------ Fragmento

+1 800 972-5442 (en español)
+1 800 876-9880 (en inglés)
PARA EL CAMINO
Conectados a Cristo y llenos del Espíritu Santo, tú y yo somos ‘mini-templos’ que, como tabernáculos móviles, llevamos la presencia de Dios al mundo. Dios está en medio del pueblo a través de nosotros. Entonces, llevemos la Palabra, la oración y la presencia real de Cristo recibida en la Santa Cena. Llevemos la adoración, la bendición y gracia de Dios allí donde Dios nos envía.
Aquí estamos en plena cuaresma, acompañando a Jesús camino a su sacrificio como el Cordero de Dios que quita el pecado del mundo, como oveja muda ante sus trasquiladores, como aquel que dice «yo soy manso y humilde de corazón», y de repente nos encontramos esta historia. Jesús encolerizado, haciendo chasquear el látigo y echando los mercaderes del templo. Jesús tronando su voz, con las venas del cuello marcadas, con las pupilas dilatadas por la ira. ¿Estaba Jesús irreconocible, descontrolado como un Michael Douglas en la película Un día de furia? ¿Acaso es esquizofrénico o bipolar nuestro maestro, diciendo una cosa y haciendo otra? La respuesta es no. Definitivamente no. Jesús está en perfecto estado haciendo lo que tenía que hacer, y este día en Jerusalén tiene su lugar y su significado en la historia, y también en nuestras vidas.
Pero necesitamos entender a nuestro Señor. ¿Qué está pasando aquí? ¿Qué nos enseña este pasaje? Qué está haciendo Jesús, por qué lo está haciendo, y qué es lo que nos quiere enseñar. De estas preguntas nos ocuparemos. Empecemos con la primera.
1. ¿Qué está haciendo Jesús?
Limpiando el templo de los mercaderes, es la respuesta sencilla. Pero ¿qué limpieza es esta? Para entender lo que estaba pasando, hay que recordar el contexto. Eran días de fiesta en Jerusalén, días en que los judíos acudían y abarrotaban su capital. Algunos estiman que la población de Jerusalén era de 80 mil personas, pero durante los días de las fiestas principales, cuando venían judíos de todo el mundo, la población aumentaba cinco veces. Muchos venían de lejos y aprovechaban el tiempo para ir al templo a ofrecer los sacrificios que la ley demandaba. Les resultaba muy difícil tener que traer los bueyes, cabras, ovejas y palomas en el largo viaje, por lo que la solución era comprarlos allí. Como venían de tierras extranjeras, también tenían que cambiar su dinero a la moneda local. O sea, en teoría, no había nada de malo en comprar animales para hacer el sacrificio y cambiar dinero para cerrar el negocio.
El comercio que había en ese entonces, y que hizo enojar a Jesús, es un poco diferente del comercio de algunas sectas e «iglesias» que venden falsas promesas y otros artículos religiosos y engañan a las personas. Lo que estaban haciendo en ese entonces, por lo menos en su objetivo, era algo legítimo: ayudar a los peregrinos que venían de lejos a cumplir con la ley. El problema era que todo ese proceso ya no se llevaba a cabo en la calle, o en las cercanías del templo donde primeramente solía ocurrir, sino justo en los atrios del templo, justo en los lugares donde la gente hacía los sacrificios y ofrecía adoración al Señor. Es por ello que Jesús dice: «Han convertido la casa de mi Padre en un mercado». Y cuando esto ocurre, toda la actividad espiritual, la relación de fe con Dios, queda en peligro, porque puede fácilmente volverse algo mecánico, sin sentido.

------------

Objetivo 1:
Repite sin cambios todas las filas, desde la primera hasta la que contiene "1142, 832, 1200]", ambas incluidas.
Las filas no tienen ninguna relación con el fragmento.

------ Filas registradas

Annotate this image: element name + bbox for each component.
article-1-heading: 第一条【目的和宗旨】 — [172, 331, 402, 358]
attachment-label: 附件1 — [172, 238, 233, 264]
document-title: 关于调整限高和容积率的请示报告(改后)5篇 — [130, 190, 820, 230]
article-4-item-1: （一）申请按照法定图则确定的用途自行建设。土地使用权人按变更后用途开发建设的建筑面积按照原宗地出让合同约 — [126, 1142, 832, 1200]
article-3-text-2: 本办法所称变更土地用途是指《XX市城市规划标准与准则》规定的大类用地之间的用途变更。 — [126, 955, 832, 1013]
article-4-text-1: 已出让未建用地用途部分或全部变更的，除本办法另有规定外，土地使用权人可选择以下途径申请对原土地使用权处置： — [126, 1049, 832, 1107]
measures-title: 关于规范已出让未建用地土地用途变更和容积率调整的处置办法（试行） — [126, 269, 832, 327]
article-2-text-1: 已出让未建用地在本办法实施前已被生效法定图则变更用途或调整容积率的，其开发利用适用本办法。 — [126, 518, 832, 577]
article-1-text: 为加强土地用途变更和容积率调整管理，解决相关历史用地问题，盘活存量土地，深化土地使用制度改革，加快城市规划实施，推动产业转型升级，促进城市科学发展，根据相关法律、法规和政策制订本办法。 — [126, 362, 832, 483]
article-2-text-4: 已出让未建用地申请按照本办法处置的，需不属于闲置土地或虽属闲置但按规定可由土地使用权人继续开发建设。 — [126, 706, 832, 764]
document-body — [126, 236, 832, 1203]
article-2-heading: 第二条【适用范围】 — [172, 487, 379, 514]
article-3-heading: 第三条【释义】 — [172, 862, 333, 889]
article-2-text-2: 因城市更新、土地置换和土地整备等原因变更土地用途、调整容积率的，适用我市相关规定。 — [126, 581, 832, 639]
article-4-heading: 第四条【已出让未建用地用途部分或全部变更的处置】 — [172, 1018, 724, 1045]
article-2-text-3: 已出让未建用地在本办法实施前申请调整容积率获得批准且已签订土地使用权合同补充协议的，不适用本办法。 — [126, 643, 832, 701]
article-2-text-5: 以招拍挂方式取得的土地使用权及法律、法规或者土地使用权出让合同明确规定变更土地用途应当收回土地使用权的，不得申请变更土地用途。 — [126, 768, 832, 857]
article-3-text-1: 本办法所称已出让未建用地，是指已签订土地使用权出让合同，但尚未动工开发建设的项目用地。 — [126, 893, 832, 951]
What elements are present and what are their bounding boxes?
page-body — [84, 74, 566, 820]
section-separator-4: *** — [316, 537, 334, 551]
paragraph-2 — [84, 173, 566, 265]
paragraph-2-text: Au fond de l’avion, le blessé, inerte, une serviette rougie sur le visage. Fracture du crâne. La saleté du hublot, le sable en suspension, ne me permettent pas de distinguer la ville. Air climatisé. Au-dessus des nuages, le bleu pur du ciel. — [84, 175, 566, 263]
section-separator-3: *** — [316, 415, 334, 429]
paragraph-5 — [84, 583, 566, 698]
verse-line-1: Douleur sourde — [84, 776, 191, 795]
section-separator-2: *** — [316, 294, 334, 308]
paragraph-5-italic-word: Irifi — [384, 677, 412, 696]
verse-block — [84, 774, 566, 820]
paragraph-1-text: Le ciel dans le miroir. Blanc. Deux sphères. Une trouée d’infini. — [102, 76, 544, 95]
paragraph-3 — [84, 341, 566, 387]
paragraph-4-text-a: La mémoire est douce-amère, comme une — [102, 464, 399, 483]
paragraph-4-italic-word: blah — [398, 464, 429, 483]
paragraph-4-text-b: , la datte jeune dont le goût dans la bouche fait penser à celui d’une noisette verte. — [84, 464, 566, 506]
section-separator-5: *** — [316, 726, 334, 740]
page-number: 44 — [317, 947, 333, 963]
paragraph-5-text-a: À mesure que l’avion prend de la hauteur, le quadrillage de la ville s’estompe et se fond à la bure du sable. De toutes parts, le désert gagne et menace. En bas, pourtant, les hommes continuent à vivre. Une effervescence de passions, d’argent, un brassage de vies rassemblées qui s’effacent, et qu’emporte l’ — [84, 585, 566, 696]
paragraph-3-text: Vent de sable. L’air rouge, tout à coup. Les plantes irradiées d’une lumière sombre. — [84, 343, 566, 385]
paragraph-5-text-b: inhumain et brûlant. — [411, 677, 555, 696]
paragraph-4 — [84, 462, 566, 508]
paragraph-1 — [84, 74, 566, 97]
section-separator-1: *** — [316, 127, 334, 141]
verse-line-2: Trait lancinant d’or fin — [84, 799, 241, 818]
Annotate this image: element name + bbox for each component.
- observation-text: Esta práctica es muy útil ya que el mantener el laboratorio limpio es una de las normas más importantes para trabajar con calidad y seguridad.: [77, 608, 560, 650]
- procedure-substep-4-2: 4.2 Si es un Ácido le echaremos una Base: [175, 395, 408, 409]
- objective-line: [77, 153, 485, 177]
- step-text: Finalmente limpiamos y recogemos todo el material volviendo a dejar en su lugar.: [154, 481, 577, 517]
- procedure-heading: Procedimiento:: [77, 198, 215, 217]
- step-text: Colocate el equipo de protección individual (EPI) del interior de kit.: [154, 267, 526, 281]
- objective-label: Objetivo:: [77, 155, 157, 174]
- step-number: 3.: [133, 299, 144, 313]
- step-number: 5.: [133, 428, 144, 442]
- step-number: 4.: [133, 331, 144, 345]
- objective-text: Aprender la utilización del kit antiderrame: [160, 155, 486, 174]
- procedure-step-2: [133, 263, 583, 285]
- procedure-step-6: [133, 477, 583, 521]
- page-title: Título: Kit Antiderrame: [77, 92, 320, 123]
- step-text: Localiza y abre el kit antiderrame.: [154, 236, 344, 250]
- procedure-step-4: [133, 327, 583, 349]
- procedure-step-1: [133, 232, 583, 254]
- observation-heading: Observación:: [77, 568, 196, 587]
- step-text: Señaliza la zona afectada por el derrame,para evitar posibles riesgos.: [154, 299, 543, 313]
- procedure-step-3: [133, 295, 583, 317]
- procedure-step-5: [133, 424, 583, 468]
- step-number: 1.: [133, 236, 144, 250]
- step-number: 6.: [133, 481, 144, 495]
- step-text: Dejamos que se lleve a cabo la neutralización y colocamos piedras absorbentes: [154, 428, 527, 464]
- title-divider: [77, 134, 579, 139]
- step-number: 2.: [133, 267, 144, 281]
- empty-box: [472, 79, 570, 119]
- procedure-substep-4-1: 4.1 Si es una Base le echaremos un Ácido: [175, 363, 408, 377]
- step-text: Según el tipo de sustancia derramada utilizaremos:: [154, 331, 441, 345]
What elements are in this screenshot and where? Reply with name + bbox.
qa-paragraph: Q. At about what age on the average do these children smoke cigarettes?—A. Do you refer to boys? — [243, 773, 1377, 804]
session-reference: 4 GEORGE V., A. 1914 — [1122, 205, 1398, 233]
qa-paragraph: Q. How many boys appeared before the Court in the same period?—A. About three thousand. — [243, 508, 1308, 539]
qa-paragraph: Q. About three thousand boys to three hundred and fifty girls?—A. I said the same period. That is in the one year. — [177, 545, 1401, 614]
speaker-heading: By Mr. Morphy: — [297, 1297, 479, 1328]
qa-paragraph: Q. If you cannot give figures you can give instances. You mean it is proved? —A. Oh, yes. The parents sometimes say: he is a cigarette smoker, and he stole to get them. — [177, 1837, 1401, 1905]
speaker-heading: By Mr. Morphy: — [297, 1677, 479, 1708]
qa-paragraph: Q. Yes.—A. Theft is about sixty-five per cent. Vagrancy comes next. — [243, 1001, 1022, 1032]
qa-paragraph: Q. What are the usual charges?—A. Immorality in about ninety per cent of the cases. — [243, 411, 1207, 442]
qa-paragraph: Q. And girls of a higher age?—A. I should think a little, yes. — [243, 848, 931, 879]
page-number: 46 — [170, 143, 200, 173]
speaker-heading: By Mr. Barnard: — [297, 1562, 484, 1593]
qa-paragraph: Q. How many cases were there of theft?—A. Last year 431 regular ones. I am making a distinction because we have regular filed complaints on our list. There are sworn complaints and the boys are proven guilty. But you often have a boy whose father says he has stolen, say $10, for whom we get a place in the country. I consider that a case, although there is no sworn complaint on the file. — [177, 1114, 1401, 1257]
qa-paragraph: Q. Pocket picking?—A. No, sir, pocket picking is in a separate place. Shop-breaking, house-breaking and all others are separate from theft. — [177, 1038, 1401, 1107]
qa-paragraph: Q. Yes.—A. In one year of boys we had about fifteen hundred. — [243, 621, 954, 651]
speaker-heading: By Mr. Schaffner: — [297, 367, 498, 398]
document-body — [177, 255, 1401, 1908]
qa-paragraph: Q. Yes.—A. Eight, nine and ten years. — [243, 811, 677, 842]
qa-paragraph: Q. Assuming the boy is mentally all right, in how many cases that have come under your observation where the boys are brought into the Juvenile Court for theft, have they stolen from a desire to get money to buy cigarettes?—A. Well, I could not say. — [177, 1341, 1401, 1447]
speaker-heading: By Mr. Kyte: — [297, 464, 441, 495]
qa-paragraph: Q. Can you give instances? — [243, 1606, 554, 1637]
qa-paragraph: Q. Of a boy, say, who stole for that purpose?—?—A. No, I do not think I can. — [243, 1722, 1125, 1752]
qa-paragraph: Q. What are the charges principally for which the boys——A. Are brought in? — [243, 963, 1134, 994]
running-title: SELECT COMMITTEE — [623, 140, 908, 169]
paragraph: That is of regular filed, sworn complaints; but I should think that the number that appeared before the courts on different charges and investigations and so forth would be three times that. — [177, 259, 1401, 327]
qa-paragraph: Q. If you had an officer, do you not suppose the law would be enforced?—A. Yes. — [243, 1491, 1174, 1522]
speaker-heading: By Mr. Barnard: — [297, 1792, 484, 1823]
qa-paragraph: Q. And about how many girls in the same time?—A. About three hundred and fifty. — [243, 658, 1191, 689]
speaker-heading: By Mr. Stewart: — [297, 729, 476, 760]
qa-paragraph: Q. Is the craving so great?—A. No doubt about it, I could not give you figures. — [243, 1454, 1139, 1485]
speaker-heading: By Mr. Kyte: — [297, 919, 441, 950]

------------

Objetivo 2:
Sigue escribiendo el fragmento sobre Jesús y los mercaderes del templo a partir de su última oración.

Respuesta 1:
Annotate this image: element name + bbox for each component.
article-1-heading: 第一条【目的和宗旨】 — [172, 331, 402, 358]
attachment-label: 附件1 — [172, 238, 233, 264]
document-title: 关于调整限高和容积率的请示报告(改后)5篇 — [130, 190, 820, 230]
article-4-item-1: （一）申请按照法定图则确定的用途自行建设。土地使用权人按变更后用途开发建设的建筑面积按照原宗地出让合同约 — [126, 1142, 832, 1200]

Respuesta 2:
Imagínate… Vas al templo, estás buscando concentrarte en la oración, y un montón de gente está a tu alrededor con su dinero tratando de hacer negocios, con todo el ajetreo y la agitación que caracteriza una situación de mercado. Complicado, ¿verdad? La gente llegaba para ofrecer su sacrificio, pagaba algo al sacerdote, luego recitaba una oración y se marchaba. ¡Mecánico! A veces, esto es común en algunos lugares, pasa un vehículo con sus parlantes sonando alto por la calle cerca de la iglesia y eso molesta a quién está tratando de oír la predicación. Imagina tener nuestro servicio de adoración con una feria en el fondo de la iglesia disputando nuestra atención. Sales de tu casa con ganas, vienes con tu familia con expectativa por encontrarte con Dios y tus hermanos en la fe, llegas al templo, pero luego, con la feria distrayéndote se hace difícil, para no decir imposible. A eso apunta la acción de Jesús: a purificar el templo de cualquier cosa que distraiga a las personas, que dispute su atención del enfoque puro y exclusivo en la oración y la adoración a Dios.
En cierto sentido, las cosas que Jesús tiró no eran cosas malas. El pecado no estaba en la idea de vender los animales para el sacrificio de los peregrinos. El pecado estaba en que el comercio se había metido en un lugar en el que sólo Dios tenía derecho a estar. El pecado fue que una cosa aparentemente buena se había vuelto demasiado importante, se había metido en el centro de todo. Aquellas cosas, aquellas personas, no estaban en su lugar… habían usurpado el lugar de Dios.
2. ¿Por qué limpió Jesús el templo?
La razón por la que lo hace, puesto de manera muy directa, es porque era su trabajo, era algo que se esperaba que hiciera, era el cumplimiento de una profecía sobre el Mesías. Miren qué interesante, en el versículo 18, cuando los líderes judíos vienen a Jesús después que echara del templo a los mercaderes, ellos no dicen, «oye, esto es ilegal, no puedes hacer esto», sino que dicen: «Demuéstranos que tienes autoridad para hacer esto». Parece que sabían que alguien especial vendría con la misión y la autoridad de limpiar el templo. Parece que sabían que el propósito original dado por Dios para el templo, como aprendemos en 1 Reyes 8, cuando el templo había sido inaugurado por Salomón, había sido contaminado. Parece que sabían que el culto y todas las actividades que podrían hacer en el intento de acercarse a Dios serían impuros, insuficientes, carentes de una desinfección, de una higienización profunda y completa.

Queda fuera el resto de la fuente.